### What you will do
1. From the Winchester Model 61 thread, repeat the passage starting at "I’ve got a pretty" and ending at "I’m asking here.".
2. In the Winchester Model 61 thread, what reason does the reply give for thinking the extra marks were applied "through the blue"?
3. Carry on the Winchester Model 61 thread from its final sentence.
** START Page excerpt **
I’ve got a pretty nice early, first year/month, Winchester Model 61 .22 with serial number 78 with some extra markings. See pictures below.
“5353” just forward of the serial number on the bottom of the receiver and what looks like a couple numbers punched in the same spot just below the ejection port on the right side of the receiver.
I sent pictures and details to Mike/Two Bit for his survey and asked about the extra markings. He said he’s never seen them before.
Similar markings may have been added to other Winchester’s so that’s why I’m asking here.
Any thoughts? And thanks.
Bill
Bill, subject to being overruled by somebody who knows better, the first thing I notice is the serial numbers appear to have been roll marked before the gun was blued, which I believe Schwing wrote was standard processing for the Model 61. [My library is in storage so I’m relying on what’s left of my memory after 80 Winters.]
Conversely, the extra marks appear to have been applied “through the blue” because of the ghosting that surrounds each number.
The mark on the side of the receiver might be a foreign proof mark although I thought those were usually applied to the barrel.
The “5353” on the bottom of the receiver might be a supplemental control or registration number applied by a government entity, probably of a foreign country that registers guns that come into the country.
** END Page excerpt **
** START Data **
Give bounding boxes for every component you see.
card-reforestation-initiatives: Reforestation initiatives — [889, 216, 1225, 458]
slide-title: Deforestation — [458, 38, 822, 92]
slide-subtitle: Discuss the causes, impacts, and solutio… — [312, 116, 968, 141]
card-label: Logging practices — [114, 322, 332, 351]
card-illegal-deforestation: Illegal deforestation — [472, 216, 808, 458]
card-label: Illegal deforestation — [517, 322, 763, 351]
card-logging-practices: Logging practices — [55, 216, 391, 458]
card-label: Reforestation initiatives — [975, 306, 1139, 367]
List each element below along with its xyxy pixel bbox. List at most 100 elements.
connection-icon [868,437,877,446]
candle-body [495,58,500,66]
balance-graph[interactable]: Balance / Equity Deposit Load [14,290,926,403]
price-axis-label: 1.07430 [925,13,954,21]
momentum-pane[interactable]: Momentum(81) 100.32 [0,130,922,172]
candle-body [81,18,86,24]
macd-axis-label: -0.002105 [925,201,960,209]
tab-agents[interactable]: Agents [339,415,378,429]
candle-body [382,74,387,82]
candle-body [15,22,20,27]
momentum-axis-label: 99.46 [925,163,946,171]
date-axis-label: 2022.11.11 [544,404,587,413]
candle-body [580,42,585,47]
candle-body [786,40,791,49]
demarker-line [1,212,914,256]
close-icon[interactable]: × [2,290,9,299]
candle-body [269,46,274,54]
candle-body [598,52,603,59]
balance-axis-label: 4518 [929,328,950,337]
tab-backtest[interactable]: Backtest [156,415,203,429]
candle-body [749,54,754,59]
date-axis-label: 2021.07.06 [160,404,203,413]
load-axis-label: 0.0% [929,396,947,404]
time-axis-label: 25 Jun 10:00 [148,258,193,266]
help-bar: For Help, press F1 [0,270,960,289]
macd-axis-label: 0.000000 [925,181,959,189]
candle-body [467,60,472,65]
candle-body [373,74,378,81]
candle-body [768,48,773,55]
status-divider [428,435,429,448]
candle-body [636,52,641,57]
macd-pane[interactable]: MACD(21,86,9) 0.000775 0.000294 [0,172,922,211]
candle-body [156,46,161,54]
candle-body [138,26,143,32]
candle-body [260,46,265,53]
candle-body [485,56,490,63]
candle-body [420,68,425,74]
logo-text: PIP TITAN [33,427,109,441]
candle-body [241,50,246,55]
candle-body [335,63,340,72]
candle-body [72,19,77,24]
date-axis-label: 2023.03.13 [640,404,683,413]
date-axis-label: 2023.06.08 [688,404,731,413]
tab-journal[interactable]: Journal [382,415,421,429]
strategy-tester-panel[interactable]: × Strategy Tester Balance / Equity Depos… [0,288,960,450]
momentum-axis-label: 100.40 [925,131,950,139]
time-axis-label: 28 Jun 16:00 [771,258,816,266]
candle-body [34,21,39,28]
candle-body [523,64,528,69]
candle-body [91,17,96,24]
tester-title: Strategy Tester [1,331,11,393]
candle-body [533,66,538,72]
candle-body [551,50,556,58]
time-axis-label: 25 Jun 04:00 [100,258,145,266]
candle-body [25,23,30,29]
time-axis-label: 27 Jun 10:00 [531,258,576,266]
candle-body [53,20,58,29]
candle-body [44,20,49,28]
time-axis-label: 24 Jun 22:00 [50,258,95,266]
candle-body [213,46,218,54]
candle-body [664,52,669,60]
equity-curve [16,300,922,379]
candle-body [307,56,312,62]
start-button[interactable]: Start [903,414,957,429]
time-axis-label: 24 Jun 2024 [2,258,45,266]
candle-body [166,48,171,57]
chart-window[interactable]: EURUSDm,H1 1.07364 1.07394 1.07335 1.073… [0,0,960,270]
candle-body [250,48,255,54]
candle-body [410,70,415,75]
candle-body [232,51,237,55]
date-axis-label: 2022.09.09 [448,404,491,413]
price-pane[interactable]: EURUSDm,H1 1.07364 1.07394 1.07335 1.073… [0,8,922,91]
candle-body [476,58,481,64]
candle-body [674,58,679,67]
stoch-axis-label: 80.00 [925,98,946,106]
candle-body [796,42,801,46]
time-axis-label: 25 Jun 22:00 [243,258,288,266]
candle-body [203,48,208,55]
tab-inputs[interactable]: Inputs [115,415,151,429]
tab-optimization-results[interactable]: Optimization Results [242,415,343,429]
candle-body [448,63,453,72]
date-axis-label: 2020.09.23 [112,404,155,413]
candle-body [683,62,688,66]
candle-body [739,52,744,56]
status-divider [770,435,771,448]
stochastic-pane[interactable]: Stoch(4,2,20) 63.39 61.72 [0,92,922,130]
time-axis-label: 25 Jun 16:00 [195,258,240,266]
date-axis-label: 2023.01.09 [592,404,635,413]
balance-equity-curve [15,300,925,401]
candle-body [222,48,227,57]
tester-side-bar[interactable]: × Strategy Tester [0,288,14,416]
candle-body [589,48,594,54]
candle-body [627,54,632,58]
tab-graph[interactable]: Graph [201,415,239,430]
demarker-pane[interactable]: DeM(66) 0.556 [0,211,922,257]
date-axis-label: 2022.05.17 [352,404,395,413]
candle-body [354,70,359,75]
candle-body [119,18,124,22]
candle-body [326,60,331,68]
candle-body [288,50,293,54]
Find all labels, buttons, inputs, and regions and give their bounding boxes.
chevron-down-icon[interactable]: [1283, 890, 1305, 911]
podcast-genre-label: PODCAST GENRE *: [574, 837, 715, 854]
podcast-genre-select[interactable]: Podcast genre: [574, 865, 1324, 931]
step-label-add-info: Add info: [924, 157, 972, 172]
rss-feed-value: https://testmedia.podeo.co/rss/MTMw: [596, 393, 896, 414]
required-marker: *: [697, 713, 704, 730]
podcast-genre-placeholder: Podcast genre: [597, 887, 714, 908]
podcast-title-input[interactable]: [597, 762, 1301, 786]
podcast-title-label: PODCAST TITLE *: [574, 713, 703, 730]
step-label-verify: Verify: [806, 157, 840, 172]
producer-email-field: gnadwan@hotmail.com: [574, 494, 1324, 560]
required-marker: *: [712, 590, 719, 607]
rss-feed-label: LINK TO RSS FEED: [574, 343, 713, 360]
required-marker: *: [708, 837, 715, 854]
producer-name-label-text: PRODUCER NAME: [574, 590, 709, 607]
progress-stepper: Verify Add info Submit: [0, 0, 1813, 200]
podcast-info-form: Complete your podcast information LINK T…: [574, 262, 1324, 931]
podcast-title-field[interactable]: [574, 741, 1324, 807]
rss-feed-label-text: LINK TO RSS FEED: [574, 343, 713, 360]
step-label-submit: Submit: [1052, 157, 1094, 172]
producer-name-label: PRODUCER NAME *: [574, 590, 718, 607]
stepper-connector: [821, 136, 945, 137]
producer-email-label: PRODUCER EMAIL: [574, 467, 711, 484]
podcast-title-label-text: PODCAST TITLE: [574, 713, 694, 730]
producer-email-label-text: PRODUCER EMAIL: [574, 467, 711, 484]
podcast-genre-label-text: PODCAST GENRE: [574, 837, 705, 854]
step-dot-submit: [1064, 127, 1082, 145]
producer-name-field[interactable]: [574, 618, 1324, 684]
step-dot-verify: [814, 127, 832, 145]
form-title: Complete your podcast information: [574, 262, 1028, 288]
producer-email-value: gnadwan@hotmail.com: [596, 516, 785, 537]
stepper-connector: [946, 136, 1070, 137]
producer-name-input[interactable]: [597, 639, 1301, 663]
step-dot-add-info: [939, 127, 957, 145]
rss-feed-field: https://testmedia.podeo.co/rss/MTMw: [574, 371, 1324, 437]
** END Data **
### Answers provided
1.
I’ve got a pretty nice early, first year/month, Winchester Model 61 .22 with serial number 78 with some extra markings. See pictures below.
“5353” just forward of the serial number on the bottom of the receiver and what looks like a couple numbers punched in the same spot just below the ejection port on the right side of the receiver.
I sent pictures and details to Mike/Two Bit for his survey and asked about the extra markings. He said he’s never seen them before.
Similar markings may have been added to other Winchester’s so that’s why I’m asking here.

2. The reply points to the ghosting that surrounds each of the extra numbers. It contrasts this with the serial numbers, which appear to have been roll marked before the gun was blued.

3.
The above are SWAGs.
- Bill
WACA # 65205; life member, NRA; member, TGCA; member, TSRA; amateur preservationist
"I have seen wicked men and fools, a great many of both, and I believe they both get paid in the end, but the fools first." -- David Balfour, narrator and protagonist of the novel, Kidnapped, by Robert Louis Stevenson.
Hi Bill,
Thanks so much for your thoughts and I agree with your comments:
The serial number was applied before the gun was blued which would be the typical process in manufacturing the gun in 1932. See the picture below of the marking on the bottom of the barrel “32”.
And those additional 4 numbers “5353” were applied later over the factory blue finish. Same for the marks on the right side of the receiver.
And what they are for? Still a mystery I guess.
I was hoping someone has seen the same or similar marks on a gun and knew what they were.
So, yep, still a mystery.
Thanks again for your thoughts.
Anybody else?
With respect to the mark on the face of the receiver that I said might be a supplemental proof: would it be possible to get a high resolution, in focus closeup of that mark?
There are catalogues of proof marks with which this might be compared if the design were clarified a bit.
One way to start would be an image search of the Web. If that yielded nothing, a study of the scholarly literature on proof marks. The old Gun Digest editions of the Fifties and early Sixties had relevant articles.
I have a feeling that. If it’s a proof mark, the “5353” can be more easily explained once the proofing authority (and country) is discovered.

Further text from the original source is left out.